Given records.
-- BEGIN --
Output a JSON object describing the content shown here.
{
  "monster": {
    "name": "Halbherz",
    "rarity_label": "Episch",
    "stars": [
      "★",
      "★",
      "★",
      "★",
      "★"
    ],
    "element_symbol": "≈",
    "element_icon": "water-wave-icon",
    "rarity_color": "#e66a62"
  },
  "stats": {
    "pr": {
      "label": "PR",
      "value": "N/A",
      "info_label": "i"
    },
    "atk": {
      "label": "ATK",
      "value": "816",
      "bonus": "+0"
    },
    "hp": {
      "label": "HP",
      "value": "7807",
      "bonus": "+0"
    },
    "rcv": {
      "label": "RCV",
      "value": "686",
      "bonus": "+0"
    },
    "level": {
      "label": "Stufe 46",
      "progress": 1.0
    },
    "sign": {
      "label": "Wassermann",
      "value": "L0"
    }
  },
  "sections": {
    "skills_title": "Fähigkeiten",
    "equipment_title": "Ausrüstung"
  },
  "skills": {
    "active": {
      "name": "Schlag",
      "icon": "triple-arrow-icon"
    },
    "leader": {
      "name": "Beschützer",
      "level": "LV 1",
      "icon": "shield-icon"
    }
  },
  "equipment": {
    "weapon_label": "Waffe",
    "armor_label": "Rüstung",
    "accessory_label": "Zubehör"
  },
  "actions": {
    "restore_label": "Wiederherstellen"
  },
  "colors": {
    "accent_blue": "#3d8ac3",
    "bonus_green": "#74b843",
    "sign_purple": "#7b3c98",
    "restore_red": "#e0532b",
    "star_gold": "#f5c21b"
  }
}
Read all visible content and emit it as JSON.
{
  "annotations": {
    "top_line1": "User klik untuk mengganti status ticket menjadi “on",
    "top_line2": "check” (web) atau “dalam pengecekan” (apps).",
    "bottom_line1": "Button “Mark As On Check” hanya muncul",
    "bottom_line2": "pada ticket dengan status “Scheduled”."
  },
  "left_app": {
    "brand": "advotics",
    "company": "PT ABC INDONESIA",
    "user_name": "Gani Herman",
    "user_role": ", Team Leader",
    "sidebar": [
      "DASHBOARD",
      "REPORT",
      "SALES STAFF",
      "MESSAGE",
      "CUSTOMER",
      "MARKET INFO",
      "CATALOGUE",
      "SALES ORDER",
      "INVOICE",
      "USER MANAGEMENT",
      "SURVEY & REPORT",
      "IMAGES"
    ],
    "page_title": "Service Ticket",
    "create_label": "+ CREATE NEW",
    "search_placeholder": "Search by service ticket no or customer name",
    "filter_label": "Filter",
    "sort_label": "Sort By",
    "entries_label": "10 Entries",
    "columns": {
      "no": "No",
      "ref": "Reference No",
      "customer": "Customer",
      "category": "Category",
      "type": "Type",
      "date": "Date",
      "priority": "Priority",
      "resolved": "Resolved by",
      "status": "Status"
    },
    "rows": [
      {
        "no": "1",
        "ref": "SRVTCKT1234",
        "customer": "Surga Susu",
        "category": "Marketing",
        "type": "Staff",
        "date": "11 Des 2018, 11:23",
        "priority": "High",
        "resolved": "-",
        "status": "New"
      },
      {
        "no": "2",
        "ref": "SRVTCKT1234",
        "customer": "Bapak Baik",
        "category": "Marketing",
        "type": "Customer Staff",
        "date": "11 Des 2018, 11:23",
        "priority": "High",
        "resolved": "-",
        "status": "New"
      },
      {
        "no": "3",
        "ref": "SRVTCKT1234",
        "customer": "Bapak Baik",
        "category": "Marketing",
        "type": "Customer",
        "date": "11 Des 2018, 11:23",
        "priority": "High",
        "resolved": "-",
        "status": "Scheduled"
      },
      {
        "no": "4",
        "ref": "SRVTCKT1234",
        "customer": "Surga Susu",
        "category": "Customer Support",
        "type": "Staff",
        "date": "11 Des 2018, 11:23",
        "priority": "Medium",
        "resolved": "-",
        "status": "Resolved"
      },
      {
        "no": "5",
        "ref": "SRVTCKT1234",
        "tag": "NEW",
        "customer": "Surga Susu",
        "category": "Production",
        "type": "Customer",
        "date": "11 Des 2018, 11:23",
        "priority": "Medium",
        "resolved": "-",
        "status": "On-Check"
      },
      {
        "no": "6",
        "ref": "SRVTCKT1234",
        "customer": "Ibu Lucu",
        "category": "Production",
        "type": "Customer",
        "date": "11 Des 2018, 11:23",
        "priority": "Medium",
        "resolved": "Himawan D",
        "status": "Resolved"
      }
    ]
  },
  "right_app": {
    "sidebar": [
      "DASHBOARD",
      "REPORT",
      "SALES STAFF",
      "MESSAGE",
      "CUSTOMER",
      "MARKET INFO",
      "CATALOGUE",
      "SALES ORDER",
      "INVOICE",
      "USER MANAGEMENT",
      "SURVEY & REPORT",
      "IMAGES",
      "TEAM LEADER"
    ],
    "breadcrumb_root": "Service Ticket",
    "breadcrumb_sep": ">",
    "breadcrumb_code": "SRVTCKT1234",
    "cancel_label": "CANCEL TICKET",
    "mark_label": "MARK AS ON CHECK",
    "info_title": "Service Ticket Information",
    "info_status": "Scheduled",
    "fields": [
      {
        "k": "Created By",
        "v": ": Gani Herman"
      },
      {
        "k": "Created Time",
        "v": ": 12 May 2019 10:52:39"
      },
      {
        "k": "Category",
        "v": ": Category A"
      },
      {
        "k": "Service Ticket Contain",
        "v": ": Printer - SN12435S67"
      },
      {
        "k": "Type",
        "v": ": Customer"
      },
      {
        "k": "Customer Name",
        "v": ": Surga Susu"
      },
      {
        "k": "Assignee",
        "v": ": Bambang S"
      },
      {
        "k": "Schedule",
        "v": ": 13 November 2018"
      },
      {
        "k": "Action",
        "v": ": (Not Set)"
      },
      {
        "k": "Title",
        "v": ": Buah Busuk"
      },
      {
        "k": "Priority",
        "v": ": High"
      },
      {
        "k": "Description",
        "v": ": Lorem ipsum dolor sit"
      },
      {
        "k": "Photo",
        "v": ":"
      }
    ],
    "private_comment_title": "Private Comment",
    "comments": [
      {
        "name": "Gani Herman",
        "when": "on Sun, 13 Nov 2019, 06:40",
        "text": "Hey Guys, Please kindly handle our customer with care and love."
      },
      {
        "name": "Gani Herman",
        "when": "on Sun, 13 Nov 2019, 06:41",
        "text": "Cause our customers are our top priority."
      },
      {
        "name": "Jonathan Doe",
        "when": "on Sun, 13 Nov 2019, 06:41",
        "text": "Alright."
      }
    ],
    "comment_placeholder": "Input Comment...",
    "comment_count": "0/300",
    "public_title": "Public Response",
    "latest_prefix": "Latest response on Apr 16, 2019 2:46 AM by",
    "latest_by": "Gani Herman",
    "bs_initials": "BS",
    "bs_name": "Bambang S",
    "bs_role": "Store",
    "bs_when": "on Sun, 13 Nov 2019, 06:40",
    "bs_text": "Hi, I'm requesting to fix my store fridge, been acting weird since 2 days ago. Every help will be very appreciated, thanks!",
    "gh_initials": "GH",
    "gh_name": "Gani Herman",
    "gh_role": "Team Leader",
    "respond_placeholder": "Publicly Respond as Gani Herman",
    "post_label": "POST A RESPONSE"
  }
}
-- END --
To be done. Produce an exact copy of all the records.

Exercise response.
Output a JSON object describing the content shown here.
{
  "monster": {
    "name": "Halbherz",
    "rarity_label": "Episch",
    "stars": [
      "★",
      "★",
      "★",
      "★",
      "★"
    ],
    "element_symbol": "≈",
    "element_icon": "water-wave-icon",
    "rarity_color": "#e66a62"
  },
  "stats": {
    "pr": {
      "label": "PR",
      "value": "N/A",
      "info_label": "i"
    },
    "atk": {
      "label": "ATK",
      "value": "816",
      "bonus": "+0"
    },
    "hp": {
      "label": "HP",
      "value": "7807",
      "bonus": "+0"
    },
    "rcv": {
      "label": "RCV",
      "value": "686",
      "bonus": "+0"
    },
    "level": {
      "label": "Stufe 46",
      "progress": 1.0
    },
    "sign": {
      "label": "Wassermann",
      "value": "L0"
    }
  },
  "sections": {
    "skills_title": "Fähigkeiten",
    "equipment_title": "Ausrüstung"
  },
  "skills": {
    "active": {
      "name": "Schlag",
      "icon": "triple-arrow-icon"
    },
    "leader": {
      "name": "Beschützer",
      "level": "LV 1",
      "icon": "shield-icon"
    }
  },
  "equipment": {
    "weapon_label": "Waffe",
    "armor_label": "Rüstung",
    "accessory_label": "Zubehör"
  },
  "actions": {
    "restore_label": "Wiederherstellen"
  },
  "colors": {
    "accent_blue": "#3d8ac3",
    "bonus_green": "#74b843",
    "sign_purple": "#7b3c98",
    "restore_red": "#e0532b",
    "star_gold": "#f5c21b"
  }
}
Read all visible content and emit it as JSON.
{
  "annotations": {
    "top_line1": "User klik untuk mengganti status ticket menjadi “on",
    "top_line2": "check” (web) atau “dalam pengecekan” (apps).",
    "bottom_line1": "Button “Mark As On Check” hanya muncul",
    "bottom_line2": "pada ticket dengan status “Scheduled”."
  },
  "left_app": {
    "brand": "advotics",
    "company": "PT ABC INDONESIA",
    "user_name": "Gani Herman",
    "user_role": ", Team Leader",
    "sidebar": [
      "DASHBOARD",
      "REPORT",
      "SALES STAFF",
      "MESSAGE",
      "CUSTOMER",
      "MARKET INFO",
      "CATALOGUE",
      "SALES ORDER",
      "INVOICE",
      "USER MANAGEMENT",
      "SURVEY & REPORT",
      "IMAGES"
    ],
    "page_title": "Service Ticket",
    "create_label": "+ CREATE NEW",
    "search_placeholder": "Search by service ticket no or customer name",
    "filter_label": "Filter",
    "sort_label": "Sort By",
    "entries_label": "10 Entries",
    "columns": {
      "no": "No",
      "ref": "Reference No",
      "customer": "Customer",
      "category": "Category",
      "type": "Type",
      "date": "Date",
      "priority": "Priority",
      "resolved": "Resolved by",
      "status": "Status"
    },
    "rows": [
      {
        "no": "1",
        "ref": "SRVTCKT1234",
        "customer": "Surga Susu",
        "category": "Marketing",
        "type": "Staff",
        "date": "11 Des 2018, 11:23",
        "priority": "High",
        "resolved": "-",
        "status": "New"
      },
      {
        "no": "2",
        "ref": "SRVTCKT1234",
        "customer": "Bapak Baik",
        "category": "Marketing",
        "type": "Customer Staff",
        "date": "11 Des 2018, 11:23",
        "priority": "High",
        "resolved": "-",
        "status": "New"
      },
      {
        "no": "3",
        "ref": "SRVTCKT1234",
        "customer": "Bapak Baik",
        "category": "Marketing",
        "type": "Customer",
        "date": "11 Des 2018, 11:23",
        "priority": "High",
        "resolved": "-",
        "status": "Scheduled"
      },
      {
        "no": "4",
        "ref": "SRVTCKT1234",
        "customer": "Surga Susu",
        "category": "Customer Support",
        "type": "Staff",
        "date": "11 Des 2018, 11:23",
        "priority": "Medium",
        "resolved": "-",
        "status": "Resolved"
      },
      {
        "no": "5",
        "ref": "SRVTCKT1234",
        "tag": "NEW",
        "customer": "Surga Susu",
        "category": "Production",
        "type": "Customer",
        "date": "11 Des 2018, 11:23",
        "priority": "Medium",
        "resolved": "-",
        "status": "On-Check"
      },
      {
        "no": "6",
        "ref": "SRVTCKT1234",
        "customer": "Ibu Lucu",
        "category": "Production",
        "type": "Customer",
        "date": "11 Des 2018, 11:23",
        "priority": "Medium",
        "resolved": "Himawan D",
        "status": "Resolved"
      }
    ]
  },
  "right_app": {
    "sidebar": [
      "DASHBOARD",
      "REPORT",
      "SALES STAFF",
      "MESSAGE",
      "CUSTOMER",
      "MARKET INFO",
      "CATALOGUE",
      "SALES ORDER",
      "INVOICE",
      "USER MANAGEMENT",
      "SURVEY & REPORT",
      "IMAGES",
      "TEAM LEADER"
    ],
    "breadcrumb_root": "Service Ticket",
    "breadcrumb_sep": ">",
    "breadcrumb_code": "SRVTCKT1234",
    "cancel_label": "CANCEL TICKET",
    "mark_label": "MARK AS ON CHECK",
    "info_title": "Service Ticket Information",
    "info_status": "Scheduled",
    "fields": [
      {
        "k": "Created By",
        "v": ": Gani Herman"
      },
      {
        "k": "Created Time",
        "v": ": 12 May 2019 10:52:39"
      },
      {
        "k": "Category",
        "v": ": Category A"
      },
      {
        "k": "Service Ticket Contain",
        "v": ": Printer - SN12435S67"
      },
      {
        "k": "Type",
        "v": ": Customer"
      },
      {
        "k": "Customer Name",
        "v": ": Surga Susu"
      },
      {
        "k": "Assignee",
        "v": ": Bambang S"
      },
      {
        "k": "Schedule",
        "v": ": 13 November 2018"
      },
      {
        "k": "Action",
        "v": ": (Not Set)"
      },
      {
        "k": "Title",
        "v": ": Buah Busuk"
      },
      {
        "k": "Priority",
        "v": ": High"
      },
      {
        "k": "Description",
        "v": ": Lorem ipsum dolor sit"
      },
      {
        "k": "Photo",
        "v": ":"
      }
    ],
    "private_comment_title": "Private Comment",
    "comments": [
      {
        "name": "Gani Herman",
        "when": "on Sun, 13 Nov 2019, 06:40",
        "text": "Hey Guys, Please kindly handle our customer with care and love."
      },
      {
        "name": "Gani Herman",
        "when": "on Sun, 13 Nov 2019, 06:41",
        "text": "Cause our customers are our top priority."
      },
      {
        "name": "Jonathan Doe",
        "when": "on Sun, 13 Nov 2019, 06:41",
        "text": "Alright."
      }
    ],
    "comment_placeholder": "Input Comment...",
    "comment_count": "0/300",
    "public_title": "Public Response",
    "latest_prefix": "Latest response on Apr 16, 2019 2:46 AM by",
    "latest_by": "Gani Herman",
    "bs_initials": "BS",
    "bs_name": "Bambang S",
    "bs_role": "Store",
    "bs_when": "on Sun, 13 Nov 2019, 06:40",
    "bs_text": "Hi, I'm requesting to fix my store fridge, been acting weird since 2 days ago. Every help will be very appreciated, thanks!",
    "gh_initials": "GH",
    "gh_name": "Gani Herman",
    "gh_role": "Team Leader",
    "respond_placeholder": "Publicly Respond as Gani Herman",
    "post_label": "POST A RESPONSE"
  }
}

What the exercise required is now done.